[START AVAILABLE DATA]

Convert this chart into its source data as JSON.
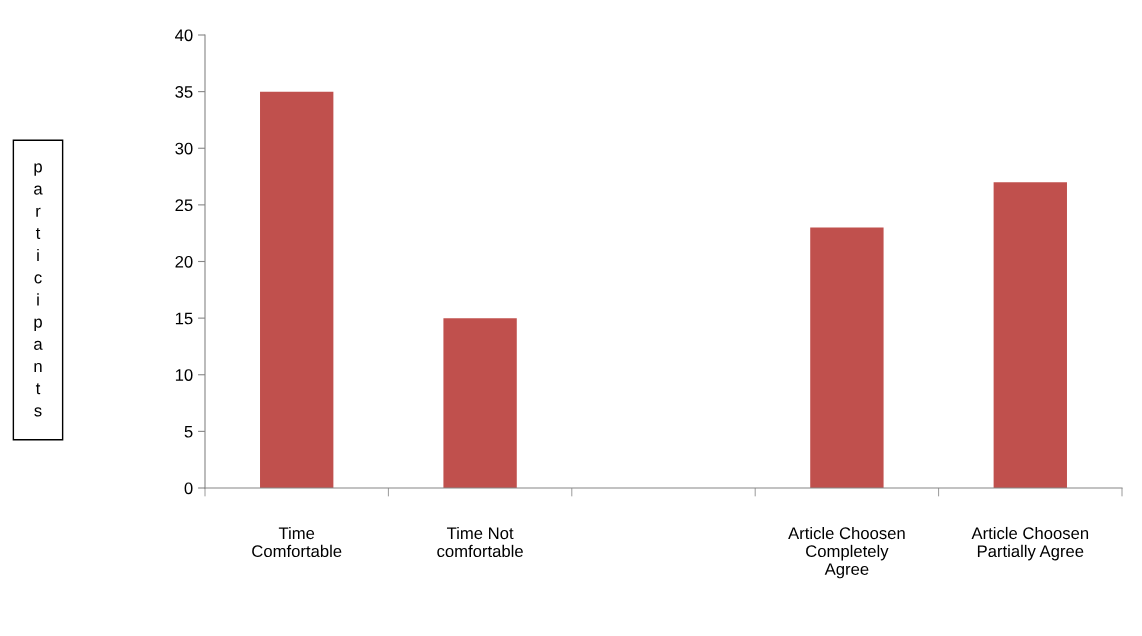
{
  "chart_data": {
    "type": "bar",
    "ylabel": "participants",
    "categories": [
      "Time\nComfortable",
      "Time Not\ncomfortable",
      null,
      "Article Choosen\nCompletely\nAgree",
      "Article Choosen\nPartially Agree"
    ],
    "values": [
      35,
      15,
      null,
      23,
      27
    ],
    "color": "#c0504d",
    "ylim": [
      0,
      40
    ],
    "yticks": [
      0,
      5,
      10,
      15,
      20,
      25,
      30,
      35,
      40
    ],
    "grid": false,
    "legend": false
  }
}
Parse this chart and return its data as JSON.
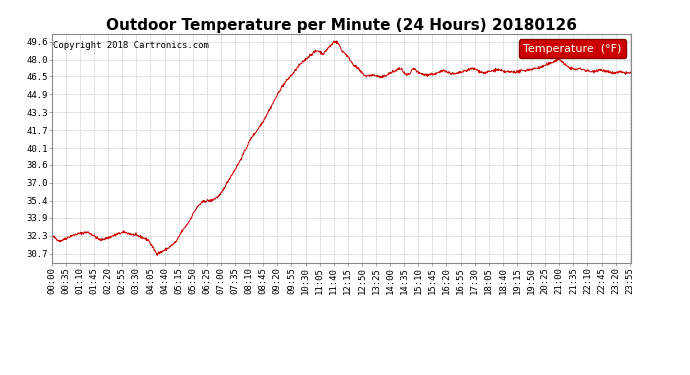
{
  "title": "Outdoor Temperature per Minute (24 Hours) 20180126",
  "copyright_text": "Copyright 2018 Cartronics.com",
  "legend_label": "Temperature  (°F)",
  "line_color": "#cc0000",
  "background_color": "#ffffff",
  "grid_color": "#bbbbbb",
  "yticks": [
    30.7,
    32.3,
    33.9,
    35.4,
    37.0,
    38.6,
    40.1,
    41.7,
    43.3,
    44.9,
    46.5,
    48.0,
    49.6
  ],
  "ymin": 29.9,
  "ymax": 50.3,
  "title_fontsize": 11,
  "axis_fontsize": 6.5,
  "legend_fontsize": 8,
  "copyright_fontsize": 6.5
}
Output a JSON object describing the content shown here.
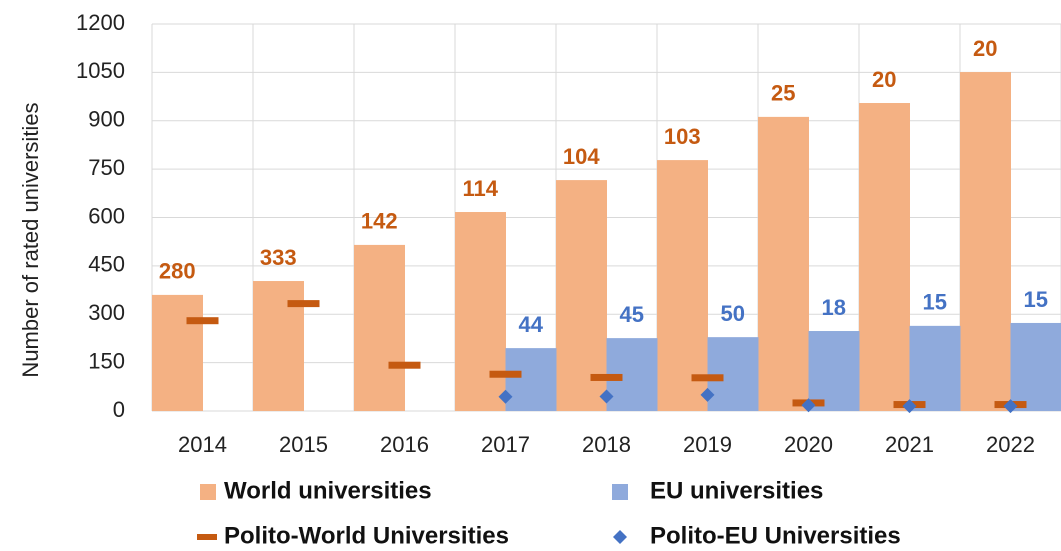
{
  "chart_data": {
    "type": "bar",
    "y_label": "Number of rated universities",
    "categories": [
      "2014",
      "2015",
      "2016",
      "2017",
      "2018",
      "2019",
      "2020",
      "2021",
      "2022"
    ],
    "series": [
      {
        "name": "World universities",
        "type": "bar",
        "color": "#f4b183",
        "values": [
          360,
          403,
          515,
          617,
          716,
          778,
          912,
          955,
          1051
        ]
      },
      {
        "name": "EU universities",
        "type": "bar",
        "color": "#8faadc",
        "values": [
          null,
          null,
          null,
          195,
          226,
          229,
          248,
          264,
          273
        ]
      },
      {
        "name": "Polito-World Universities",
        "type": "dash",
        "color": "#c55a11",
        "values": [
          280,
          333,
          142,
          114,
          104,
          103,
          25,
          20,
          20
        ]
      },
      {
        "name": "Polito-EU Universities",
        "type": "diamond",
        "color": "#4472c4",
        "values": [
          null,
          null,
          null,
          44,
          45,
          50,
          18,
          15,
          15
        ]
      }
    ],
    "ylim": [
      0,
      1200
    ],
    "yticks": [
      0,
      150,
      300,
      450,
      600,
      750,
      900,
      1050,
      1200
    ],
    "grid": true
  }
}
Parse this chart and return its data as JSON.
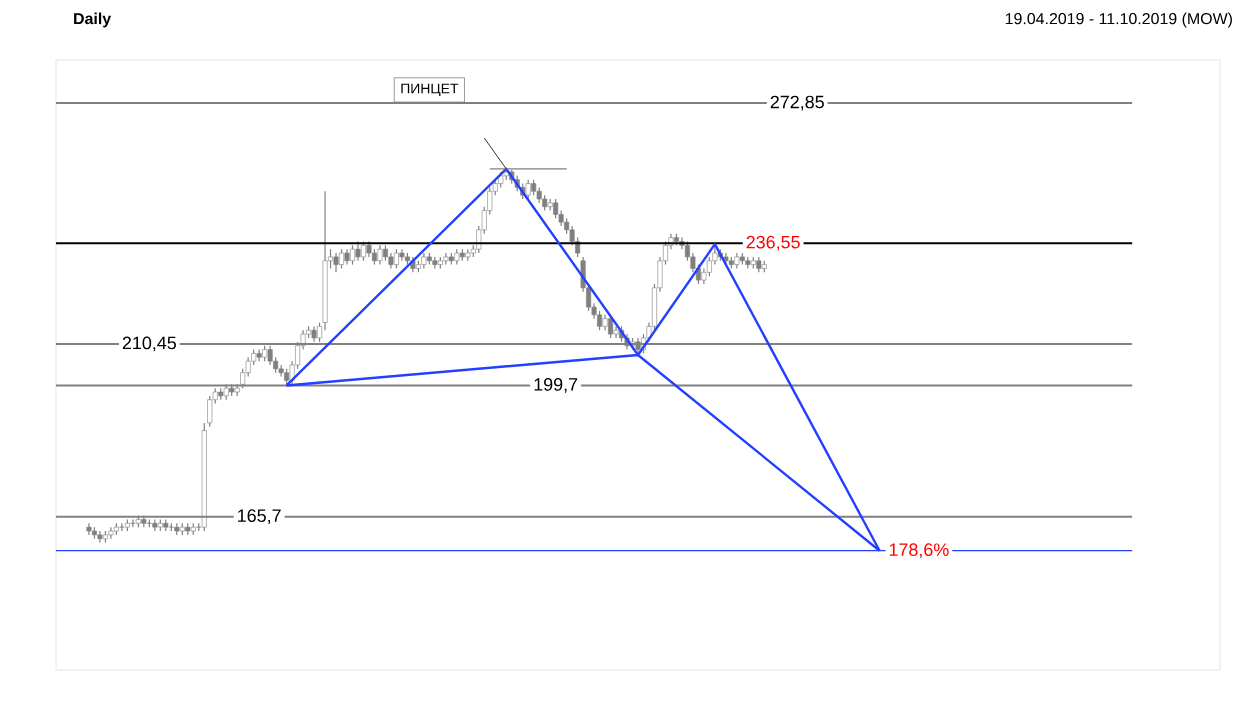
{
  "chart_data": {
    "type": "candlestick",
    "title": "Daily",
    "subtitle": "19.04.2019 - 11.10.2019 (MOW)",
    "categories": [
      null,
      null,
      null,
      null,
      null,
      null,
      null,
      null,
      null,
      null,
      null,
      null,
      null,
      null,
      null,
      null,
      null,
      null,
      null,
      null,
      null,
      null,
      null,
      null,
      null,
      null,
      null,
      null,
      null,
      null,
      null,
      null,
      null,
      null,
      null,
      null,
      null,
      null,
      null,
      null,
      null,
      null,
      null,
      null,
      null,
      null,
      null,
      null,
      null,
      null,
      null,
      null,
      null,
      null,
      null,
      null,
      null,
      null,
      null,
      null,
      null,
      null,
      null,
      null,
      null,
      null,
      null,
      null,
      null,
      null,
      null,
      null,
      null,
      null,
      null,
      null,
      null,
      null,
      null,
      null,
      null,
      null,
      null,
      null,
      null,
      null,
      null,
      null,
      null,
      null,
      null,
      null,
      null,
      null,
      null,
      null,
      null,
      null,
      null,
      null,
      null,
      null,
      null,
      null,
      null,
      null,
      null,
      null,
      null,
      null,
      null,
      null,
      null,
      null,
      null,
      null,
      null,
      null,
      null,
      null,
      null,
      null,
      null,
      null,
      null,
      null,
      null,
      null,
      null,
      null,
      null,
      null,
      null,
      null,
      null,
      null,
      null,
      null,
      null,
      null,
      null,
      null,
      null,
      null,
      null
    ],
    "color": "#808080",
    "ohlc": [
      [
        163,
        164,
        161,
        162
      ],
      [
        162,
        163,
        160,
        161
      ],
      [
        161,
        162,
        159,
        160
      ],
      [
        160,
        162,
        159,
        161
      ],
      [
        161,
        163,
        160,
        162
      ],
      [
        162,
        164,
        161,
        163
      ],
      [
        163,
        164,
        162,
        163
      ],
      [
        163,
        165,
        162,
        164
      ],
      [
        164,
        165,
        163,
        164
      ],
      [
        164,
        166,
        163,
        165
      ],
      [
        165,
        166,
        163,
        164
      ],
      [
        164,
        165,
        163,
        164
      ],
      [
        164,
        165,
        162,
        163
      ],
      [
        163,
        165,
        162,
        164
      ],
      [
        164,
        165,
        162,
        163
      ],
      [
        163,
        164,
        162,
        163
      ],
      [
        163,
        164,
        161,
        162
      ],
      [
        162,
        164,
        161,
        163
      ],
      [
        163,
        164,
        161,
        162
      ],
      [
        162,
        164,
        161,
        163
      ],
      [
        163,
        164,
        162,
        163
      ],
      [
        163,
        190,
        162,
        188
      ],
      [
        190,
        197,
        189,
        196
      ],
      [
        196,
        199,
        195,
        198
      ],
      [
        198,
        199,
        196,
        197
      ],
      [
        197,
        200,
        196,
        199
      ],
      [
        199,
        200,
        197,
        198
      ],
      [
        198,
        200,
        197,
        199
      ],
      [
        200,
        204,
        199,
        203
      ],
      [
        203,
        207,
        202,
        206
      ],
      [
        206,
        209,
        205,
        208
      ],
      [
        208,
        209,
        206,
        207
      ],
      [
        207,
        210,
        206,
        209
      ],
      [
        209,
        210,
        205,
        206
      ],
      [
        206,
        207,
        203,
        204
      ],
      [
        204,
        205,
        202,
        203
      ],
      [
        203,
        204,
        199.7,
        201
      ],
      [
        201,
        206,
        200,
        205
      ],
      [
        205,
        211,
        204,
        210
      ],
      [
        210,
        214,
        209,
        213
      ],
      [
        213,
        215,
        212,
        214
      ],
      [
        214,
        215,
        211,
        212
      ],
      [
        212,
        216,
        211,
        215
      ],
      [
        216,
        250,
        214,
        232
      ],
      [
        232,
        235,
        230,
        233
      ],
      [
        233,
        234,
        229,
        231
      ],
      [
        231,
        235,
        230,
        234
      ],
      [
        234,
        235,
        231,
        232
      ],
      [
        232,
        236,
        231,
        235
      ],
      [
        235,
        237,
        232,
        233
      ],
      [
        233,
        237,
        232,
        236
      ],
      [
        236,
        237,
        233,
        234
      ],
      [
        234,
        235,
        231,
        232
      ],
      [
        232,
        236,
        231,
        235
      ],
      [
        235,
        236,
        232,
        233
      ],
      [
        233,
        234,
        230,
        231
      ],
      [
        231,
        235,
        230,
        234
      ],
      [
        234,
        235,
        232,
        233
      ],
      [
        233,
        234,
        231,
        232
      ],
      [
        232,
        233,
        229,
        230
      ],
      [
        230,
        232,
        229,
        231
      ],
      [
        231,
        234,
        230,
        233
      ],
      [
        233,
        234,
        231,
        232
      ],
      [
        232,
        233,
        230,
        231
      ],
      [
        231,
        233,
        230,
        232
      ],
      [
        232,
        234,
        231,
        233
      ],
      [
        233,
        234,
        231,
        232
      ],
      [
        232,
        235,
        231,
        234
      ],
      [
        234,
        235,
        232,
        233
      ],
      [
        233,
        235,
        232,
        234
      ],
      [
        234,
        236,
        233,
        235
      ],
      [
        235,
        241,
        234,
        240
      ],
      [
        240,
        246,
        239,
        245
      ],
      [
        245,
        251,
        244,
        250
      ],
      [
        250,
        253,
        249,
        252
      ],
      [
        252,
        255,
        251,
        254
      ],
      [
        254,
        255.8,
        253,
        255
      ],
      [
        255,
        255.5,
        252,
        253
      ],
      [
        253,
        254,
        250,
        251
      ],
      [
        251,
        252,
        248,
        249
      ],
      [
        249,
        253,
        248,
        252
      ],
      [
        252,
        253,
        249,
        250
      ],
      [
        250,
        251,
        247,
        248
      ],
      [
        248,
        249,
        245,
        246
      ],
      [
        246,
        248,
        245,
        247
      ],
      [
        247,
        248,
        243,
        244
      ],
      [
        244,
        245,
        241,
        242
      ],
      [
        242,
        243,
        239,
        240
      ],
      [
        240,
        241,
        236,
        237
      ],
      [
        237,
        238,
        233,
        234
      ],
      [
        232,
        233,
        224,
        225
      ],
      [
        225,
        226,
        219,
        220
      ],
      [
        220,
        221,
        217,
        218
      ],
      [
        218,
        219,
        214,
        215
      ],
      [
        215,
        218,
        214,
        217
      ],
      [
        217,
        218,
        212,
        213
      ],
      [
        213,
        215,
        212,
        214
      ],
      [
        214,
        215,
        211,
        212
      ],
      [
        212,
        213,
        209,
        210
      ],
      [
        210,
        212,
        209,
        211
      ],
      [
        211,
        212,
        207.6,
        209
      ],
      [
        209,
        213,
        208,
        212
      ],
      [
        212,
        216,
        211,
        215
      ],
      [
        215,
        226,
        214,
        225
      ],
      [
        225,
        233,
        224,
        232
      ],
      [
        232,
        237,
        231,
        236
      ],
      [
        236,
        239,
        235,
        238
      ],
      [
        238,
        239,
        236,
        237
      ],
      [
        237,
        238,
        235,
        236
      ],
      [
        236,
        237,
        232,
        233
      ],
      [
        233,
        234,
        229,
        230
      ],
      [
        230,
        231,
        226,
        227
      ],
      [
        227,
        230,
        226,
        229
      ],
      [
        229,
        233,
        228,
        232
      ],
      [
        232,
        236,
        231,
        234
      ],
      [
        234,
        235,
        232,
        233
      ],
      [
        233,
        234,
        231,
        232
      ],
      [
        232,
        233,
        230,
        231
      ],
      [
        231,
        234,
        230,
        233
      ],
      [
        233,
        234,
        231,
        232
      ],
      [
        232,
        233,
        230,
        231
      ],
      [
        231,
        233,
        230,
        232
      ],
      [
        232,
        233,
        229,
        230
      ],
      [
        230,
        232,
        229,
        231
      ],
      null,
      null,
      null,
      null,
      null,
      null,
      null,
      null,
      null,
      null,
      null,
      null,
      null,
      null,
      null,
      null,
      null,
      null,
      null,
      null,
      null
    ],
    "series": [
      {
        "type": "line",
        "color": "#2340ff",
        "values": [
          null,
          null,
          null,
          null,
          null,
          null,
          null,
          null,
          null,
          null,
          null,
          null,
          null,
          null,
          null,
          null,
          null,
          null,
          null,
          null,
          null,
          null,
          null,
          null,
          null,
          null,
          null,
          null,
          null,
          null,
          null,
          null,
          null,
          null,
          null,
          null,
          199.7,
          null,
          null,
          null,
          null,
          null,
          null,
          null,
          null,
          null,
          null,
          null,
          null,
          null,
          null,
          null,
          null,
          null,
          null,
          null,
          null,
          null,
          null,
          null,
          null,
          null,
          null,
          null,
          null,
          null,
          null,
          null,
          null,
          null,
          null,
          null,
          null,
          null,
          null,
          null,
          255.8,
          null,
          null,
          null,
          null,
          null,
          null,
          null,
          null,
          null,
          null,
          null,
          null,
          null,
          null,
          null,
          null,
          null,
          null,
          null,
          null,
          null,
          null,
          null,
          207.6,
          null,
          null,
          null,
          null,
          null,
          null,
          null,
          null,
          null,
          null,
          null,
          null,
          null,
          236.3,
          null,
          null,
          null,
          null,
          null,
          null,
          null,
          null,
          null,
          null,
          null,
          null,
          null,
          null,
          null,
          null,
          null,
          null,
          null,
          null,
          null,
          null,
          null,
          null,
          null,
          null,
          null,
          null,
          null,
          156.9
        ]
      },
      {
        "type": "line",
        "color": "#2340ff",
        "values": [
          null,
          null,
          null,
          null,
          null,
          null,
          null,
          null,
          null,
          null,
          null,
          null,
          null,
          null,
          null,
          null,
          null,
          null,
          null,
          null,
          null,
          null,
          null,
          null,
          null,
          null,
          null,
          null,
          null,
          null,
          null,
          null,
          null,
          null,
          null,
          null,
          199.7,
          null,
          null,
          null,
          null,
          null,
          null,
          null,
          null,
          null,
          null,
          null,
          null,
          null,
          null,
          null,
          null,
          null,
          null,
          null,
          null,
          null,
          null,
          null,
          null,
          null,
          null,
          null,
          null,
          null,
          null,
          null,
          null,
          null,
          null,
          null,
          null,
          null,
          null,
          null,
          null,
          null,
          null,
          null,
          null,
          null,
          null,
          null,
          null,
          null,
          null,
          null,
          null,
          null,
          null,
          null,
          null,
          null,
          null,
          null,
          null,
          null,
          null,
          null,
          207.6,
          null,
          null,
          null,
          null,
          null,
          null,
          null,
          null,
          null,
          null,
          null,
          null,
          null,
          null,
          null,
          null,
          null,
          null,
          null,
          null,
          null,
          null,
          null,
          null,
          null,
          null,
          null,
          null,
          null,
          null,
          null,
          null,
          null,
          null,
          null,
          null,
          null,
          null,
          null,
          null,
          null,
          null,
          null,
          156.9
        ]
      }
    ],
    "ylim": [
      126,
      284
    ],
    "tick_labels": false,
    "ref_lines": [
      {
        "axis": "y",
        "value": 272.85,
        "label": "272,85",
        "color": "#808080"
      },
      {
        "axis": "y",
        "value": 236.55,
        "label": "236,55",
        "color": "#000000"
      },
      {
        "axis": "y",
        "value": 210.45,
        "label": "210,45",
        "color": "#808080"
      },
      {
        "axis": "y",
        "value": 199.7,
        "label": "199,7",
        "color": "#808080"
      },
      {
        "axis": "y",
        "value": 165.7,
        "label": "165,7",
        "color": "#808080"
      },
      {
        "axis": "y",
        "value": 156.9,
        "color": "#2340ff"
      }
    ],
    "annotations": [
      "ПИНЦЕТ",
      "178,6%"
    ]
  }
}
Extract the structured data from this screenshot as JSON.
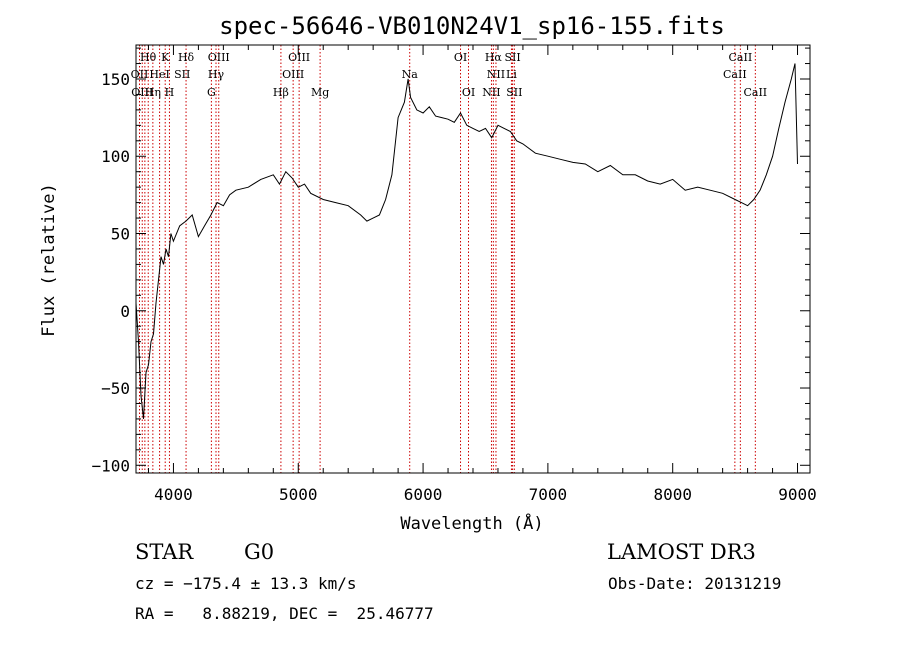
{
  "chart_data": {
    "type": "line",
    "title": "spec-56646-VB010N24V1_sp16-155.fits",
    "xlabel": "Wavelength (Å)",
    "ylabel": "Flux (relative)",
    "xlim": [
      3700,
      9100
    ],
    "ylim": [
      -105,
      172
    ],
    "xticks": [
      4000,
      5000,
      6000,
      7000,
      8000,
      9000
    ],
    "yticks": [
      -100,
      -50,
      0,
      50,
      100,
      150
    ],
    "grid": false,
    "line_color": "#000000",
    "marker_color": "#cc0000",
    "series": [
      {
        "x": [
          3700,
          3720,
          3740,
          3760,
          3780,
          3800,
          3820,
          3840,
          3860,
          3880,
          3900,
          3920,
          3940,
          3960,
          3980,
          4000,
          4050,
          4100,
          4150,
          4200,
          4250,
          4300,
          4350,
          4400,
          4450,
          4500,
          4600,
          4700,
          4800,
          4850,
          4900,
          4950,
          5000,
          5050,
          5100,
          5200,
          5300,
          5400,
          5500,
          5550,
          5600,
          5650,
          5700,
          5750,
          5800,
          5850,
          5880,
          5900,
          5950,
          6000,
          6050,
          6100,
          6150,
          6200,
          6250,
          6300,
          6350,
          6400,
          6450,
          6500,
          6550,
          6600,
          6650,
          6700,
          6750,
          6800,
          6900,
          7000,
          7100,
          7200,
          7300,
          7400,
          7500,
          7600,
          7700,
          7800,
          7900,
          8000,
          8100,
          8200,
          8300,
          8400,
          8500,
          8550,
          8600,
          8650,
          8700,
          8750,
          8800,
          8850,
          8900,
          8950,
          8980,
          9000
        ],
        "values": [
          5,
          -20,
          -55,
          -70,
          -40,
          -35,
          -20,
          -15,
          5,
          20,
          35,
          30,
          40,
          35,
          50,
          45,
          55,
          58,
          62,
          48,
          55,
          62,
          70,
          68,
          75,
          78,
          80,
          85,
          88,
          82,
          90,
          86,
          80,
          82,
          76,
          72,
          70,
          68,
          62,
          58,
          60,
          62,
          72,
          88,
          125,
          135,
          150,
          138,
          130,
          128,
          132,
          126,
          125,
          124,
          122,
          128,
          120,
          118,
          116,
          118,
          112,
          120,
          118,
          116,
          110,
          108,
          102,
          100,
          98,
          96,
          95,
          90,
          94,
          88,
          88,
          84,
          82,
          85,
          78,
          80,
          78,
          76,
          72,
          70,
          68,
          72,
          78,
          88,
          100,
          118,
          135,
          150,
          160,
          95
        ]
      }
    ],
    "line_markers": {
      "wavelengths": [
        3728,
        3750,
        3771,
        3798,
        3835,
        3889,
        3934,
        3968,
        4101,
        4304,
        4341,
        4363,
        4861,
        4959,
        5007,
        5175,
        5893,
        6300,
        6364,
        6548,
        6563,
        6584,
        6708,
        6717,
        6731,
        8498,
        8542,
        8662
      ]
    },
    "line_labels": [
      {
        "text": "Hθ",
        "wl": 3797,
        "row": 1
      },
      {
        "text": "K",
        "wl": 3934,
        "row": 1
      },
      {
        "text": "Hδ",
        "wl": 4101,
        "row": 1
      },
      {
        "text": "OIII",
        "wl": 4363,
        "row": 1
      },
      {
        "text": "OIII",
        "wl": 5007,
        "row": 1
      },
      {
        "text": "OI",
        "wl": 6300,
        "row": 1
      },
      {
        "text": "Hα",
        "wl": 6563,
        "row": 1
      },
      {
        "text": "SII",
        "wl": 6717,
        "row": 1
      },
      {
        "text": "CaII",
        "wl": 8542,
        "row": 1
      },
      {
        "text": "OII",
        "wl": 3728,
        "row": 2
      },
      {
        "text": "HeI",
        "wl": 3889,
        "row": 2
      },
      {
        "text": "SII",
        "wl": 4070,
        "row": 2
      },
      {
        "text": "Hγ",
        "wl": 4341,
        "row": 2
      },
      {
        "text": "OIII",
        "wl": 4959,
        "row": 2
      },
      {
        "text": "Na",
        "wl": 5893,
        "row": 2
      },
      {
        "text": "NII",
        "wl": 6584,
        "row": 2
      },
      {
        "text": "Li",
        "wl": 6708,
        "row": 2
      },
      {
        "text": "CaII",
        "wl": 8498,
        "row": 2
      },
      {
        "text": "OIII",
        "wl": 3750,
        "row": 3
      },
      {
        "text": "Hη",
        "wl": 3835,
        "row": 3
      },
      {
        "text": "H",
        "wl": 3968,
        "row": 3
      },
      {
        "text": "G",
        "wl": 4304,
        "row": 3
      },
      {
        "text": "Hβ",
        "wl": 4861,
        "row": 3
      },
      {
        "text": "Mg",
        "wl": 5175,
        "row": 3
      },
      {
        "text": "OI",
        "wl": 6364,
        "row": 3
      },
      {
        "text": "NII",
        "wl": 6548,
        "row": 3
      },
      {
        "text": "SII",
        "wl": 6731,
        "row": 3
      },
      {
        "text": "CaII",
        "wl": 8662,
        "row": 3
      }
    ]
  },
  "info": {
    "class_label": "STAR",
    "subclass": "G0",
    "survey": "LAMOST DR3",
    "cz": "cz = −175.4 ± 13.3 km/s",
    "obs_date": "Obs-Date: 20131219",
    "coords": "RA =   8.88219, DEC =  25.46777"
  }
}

[END AVAILABLE DATA]

EXERCISE DETAILS
Scan the records above and report how many lines include the word "ylabel", without any other text.

SOLUTION FOR THIS PROBLEM
2